(Extracted records)
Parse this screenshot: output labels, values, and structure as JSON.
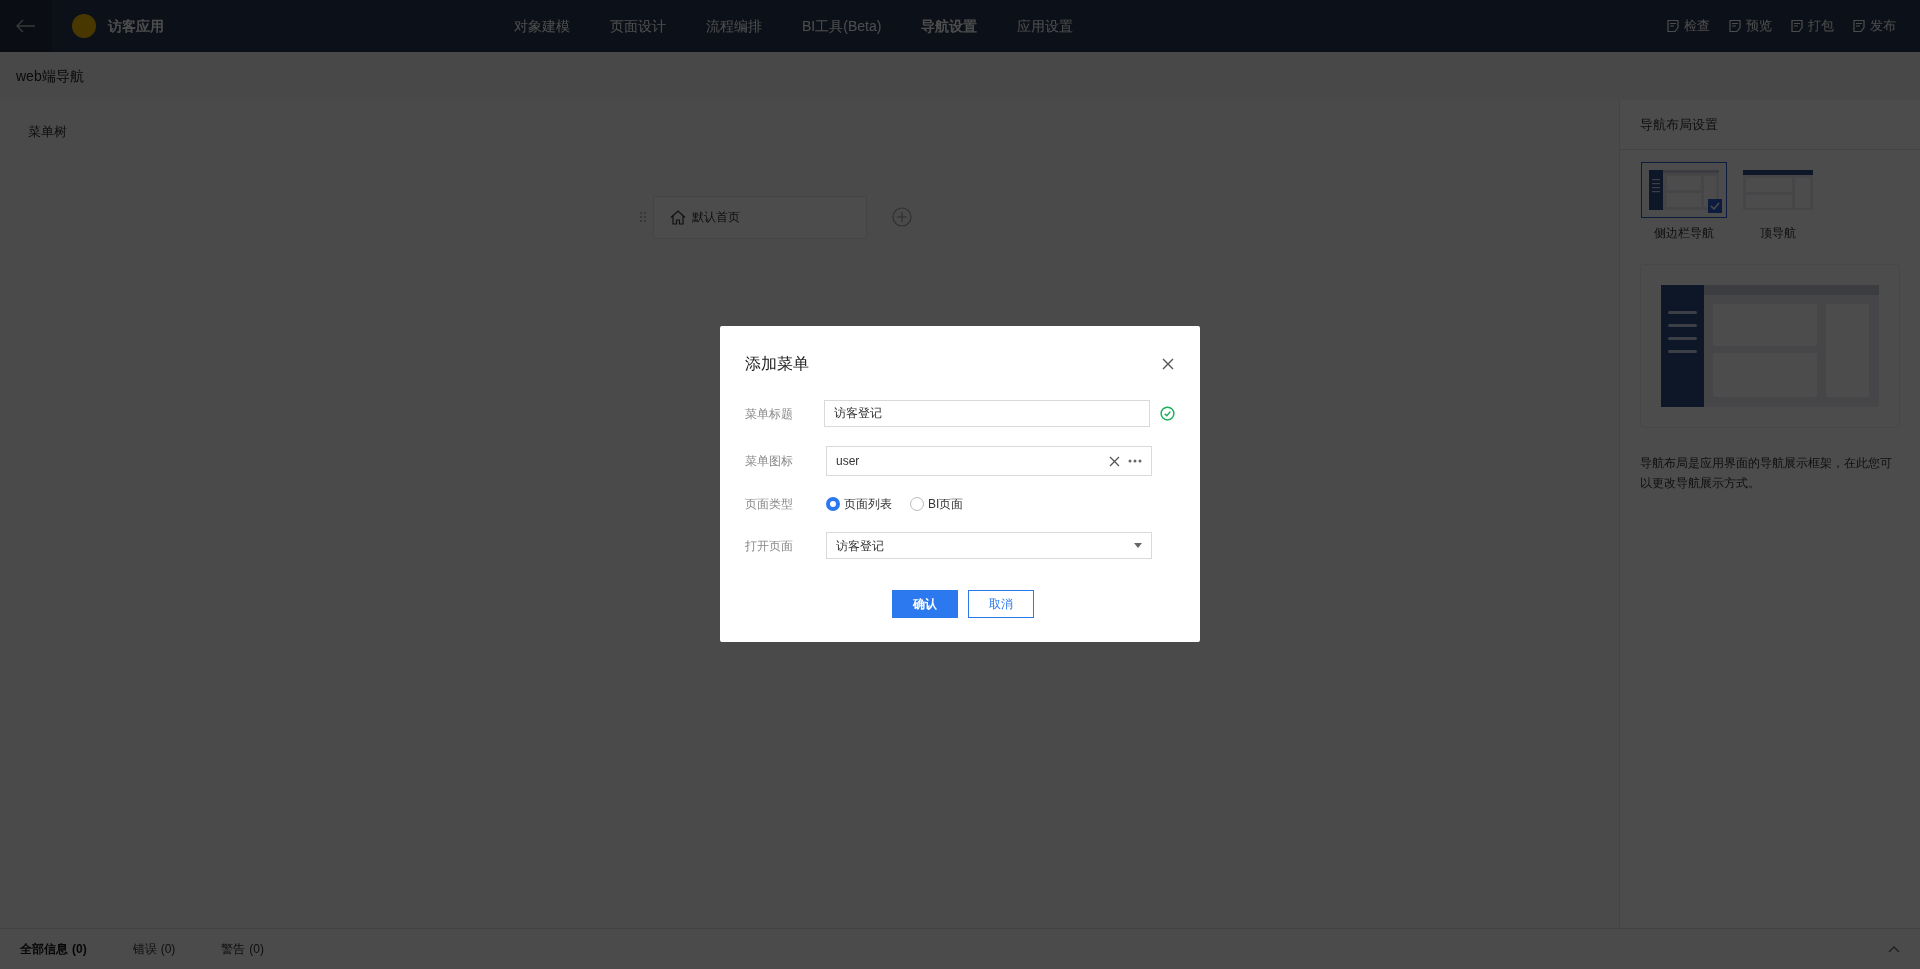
{
  "header": {
    "app_name": "访客应用",
    "tabs": [
      {
        "label": "对象建模",
        "selected": false
      },
      {
        "label": "页面设计",
        "selected": false
      },
      {
        "label": "流程编排",
        "selected": false
      },
      {
        "label": "BI工具(Beta)",
        "selected": false
      },
      {
        "label": "导航设置",
        "selected": true
      },
      {
        "label": "应用设置",
        "selected": false
      }
    ],
    "actions": [
      "检查",
      "预览",
      "打包",
      "发布"
    ]
  },
  "page_title": "web端导航",
  "menu_tree": {
    "title": "菜单树",
    "items": [
      {
        "label": "默认首页"
      }
    ]
  },
  "right_panel": {
    "title": "导航布局设置",
    "layouts": [
      {
        "kind": "side",
        "label": "侧边栏导航",
        "selected": true
      },
      {
        "kind": "top",
        "label": "顶导航",
        "selected": false
      }
    ],
    "description": "导航布局是应用界面的导航展示框架，在此您可以更改导航展示方式。"
  },
  "bottom_bar": {
    "tabs": [
      {
        "label": "全部信息",
        "count": "(0)",
        "selected": true
      },
      {
        "label": "错误",
        "count": "(0)",
        "selected": false
      },
      {
        "label": "警告",
        "count": "(0)",
        "selected": false
      }
    ]
  },
  "dialog": {
    "title": "添加菜单",
    "fields": [
      {
        "kind": "text",
        "label": "菜单标题",
        "value": "访客登记",
        "valid": true
      },
      {
        "kind": "icon",
        "label": "菜单图标",
        "value": "user"
      },
      {
        "kind": "radio",
        "label": "页面类型",
        "options": [
          {
            "label": "页面列表",
            "selected": true
          },
          {
            "label": "BI页面",
            "selected": false
          }
        ]
      },
      {
        "kind": "select",
        "label": "打开页面",
        "value": "访客登记"
      }
    ],
    "buttons": [
      {
        "kind": "primary",
        "label": "确认"
      },
      {
        "kind": "secondary",
        "label": "取消"
      }
    ]
  }
}
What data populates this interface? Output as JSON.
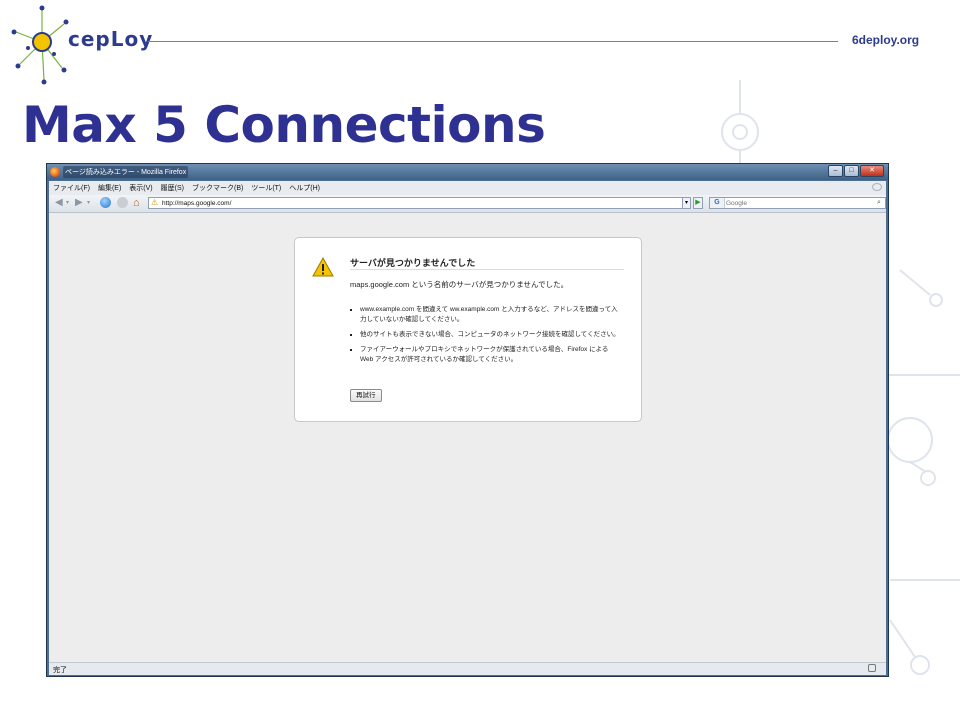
{
  "slide": {
    "logo_text": "cepLoy",
    "site_url": "6deploy.org",
    "title": "Max 5 Connections"
  },
  "browser": {
    "window_title": "ページ読み込みエラー - Mozilla Firefox",
    "menu": [
      "ファイル(F)",
      "編集(E)",
      "表示(V)",
      "履歴(S)",
      "ブックマーク(B)",
      "ツール(T)",
      "ヘルプ(H)"
    ],
    "url": "http://maps.google.com/",
    "search_placeholder": "Google",
    "status": "完了"
  },
  "error": {
    "title": "サーバが見つかりませんでした",
    "description": "maps.google.com という名前のサーバが見つかりませんでした。",
    "bullets": [
      "www.example.com を間違えて ww.example.com と入力するなど、アドレスを間違って入力していないか確認してください。",
      "他のサイトも表示できない場合、コンピュータのネットワーク接続を確認してください。",
      "ファイアーウォールやプロキシでネットワークが保護されている場合、Firefox による Web アクセスが許可されているか確認してください。"
    ],
    "retry_label": "再試行"
  },
  "icons": {
    "back": "back-arrow-icon",
    "forward": "forward-arrow-icon",
    "reload": "reload-icon",
    "stop": "stop-icon",
    "home": "home-icon",
    "warning": "warning-triangle-icon",
    "go": "go-arrow-icon",
    "search": "magnifier-icon"
  },
  "colors": {
    "title": "#2e3192",
    "brand": "#2d3b8e",
    "titlebar": "#4d6f93",
    "warning": "#f5c400"
  }
}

TASK BRIEF:
Leave out the pictures and print every line of the data exactly.

FULL OUTPUT:
Parse this screenshot: output labels, values, and structure as JSON.
{
  "header": {
    "app_name": "访客应用",
    "tabs": [
      {
        "label": "对象建模",
        "selected": false
      },
      {
        "label": "页面设计",
        "selected": false
      },
      {
        "label": "流程编排",
        "selected": false
      },
      {
        "label": "BI工具(Beta)",
        "selected": false
      },
      {
        "label": "导航设置",
        "selected": true
      },
      {
        "label": "应用设置",
        "selected": false
      }
    ],
    "actions": [
      "检查",
      "预览",
      "打包",
      "发布"
    ]
  },
  "page_title": "web端导航",
  "menu_tree": {
    "title": "菜单树",
    "items": [
      {
        "label": "默认首页"
      }
    ]
  },
  "right_panel": {
    "title": "导航布局设置",
    "layouts": [
      {
        "kind": "side",
        "label": "侧边栏导航",
        "selected": true
      },
      {
        "kind": "top",
        "label": "顶导航",
        "selected": false
      }
    ],
    "description": "导航布局是应用界面的导航展示框架，在此您可以更改导航展示方式。"
  },
  "bottom_bar": {
    "tabs": [
      {
        "label": "全部信息",
        "count": "(0)",
        "selected": true
      },
      {
        "label": "错误",
        "count": "(0)",
        "selected": false
      },
      {
        "label": "警告",
        "count": "(0)",
        "selected": false
      }
    ]
  },
  "dialog": {
    "title": "添加菜单",
    "fields": [
      {
        "kind": "text",
        "label": "菜单标题",
        "value": "访客登记",
        "valid": true
      },
      {
        "kind": "icon",
        "label": "菜单图标",
        "value": "user"
      },
      {
        "kind": "radio",
        "label": "页面类型",
        "options": [
          {
            "label": "页面列表",
            "selected": true
          },
          {
            "label": "BI页面",
            "selected": false
          }
        ]
      },
      {
        "kind": "select",
        "label": "打开页面",
        "value": "访客登记"
      }
    ],
    "buttons": [
      {
        "kind": "primary",
        "label": "确认"
      },
      {
        "kind": "secondary",
        "label": "取消"
      }
    ]
  }
}
What data populates this interface? Output as JSON.
{
  "slide": {
    "logo_text": "cepLoy",
    "site_url": "6deploy.org",
    "title": "Max 5 Connections"
  },
  "browser": {
    "window_title": "ページ読み込みエラー - Mozilla Firefox",
    "menu": [
      "ファイル(F)",
      "編集(E)",
      "表示(V)",
      "履歴(S)",
      "ブックマーク(B)",
      "ツール(T)",
      "ヘルプ(H)"
    ],
    "url": "http://maps.google.com/",
    "search_placeholder": "Google",
    "status": "完了"
  },
  "error": {
    "title": "サーバが見つかりませんでした",
    "description": "maps.google.com という名前のサーバが見つかりませんでした。",
    "bullets": [
      "www.example.com を間違えて ww.example.com と入力するなど、アドレスを間違って入力していないか確認してください。",
      "他のサイトも表示できない場合、コンピュータのネットワーク接続を確認してください。",
      "ファイアーウォールやプロキシでネットワークが保護されている場合、Firefox による Web アクセスが許可されているか確認してください。"
    ],
    "retry_label": "再試行"
  },
  "icons": {
    "back": "back-arrow-icon",
    "forward": "forward-arrow-icon",
    "reload": "reload-icon",
    "stop": "stop-icon",
    "home": "home-icon",
    "warning": "warning-triangle-icon",
    "go": "go-arrow-icon",
    "search": "magnifier-icon"
  },
  "colors": {
    "title": "#2e3192",
    "brand": "#2d3b8e",
    "titlebar": "#4d6f93",
    "warning": "#f5c400"
  }
}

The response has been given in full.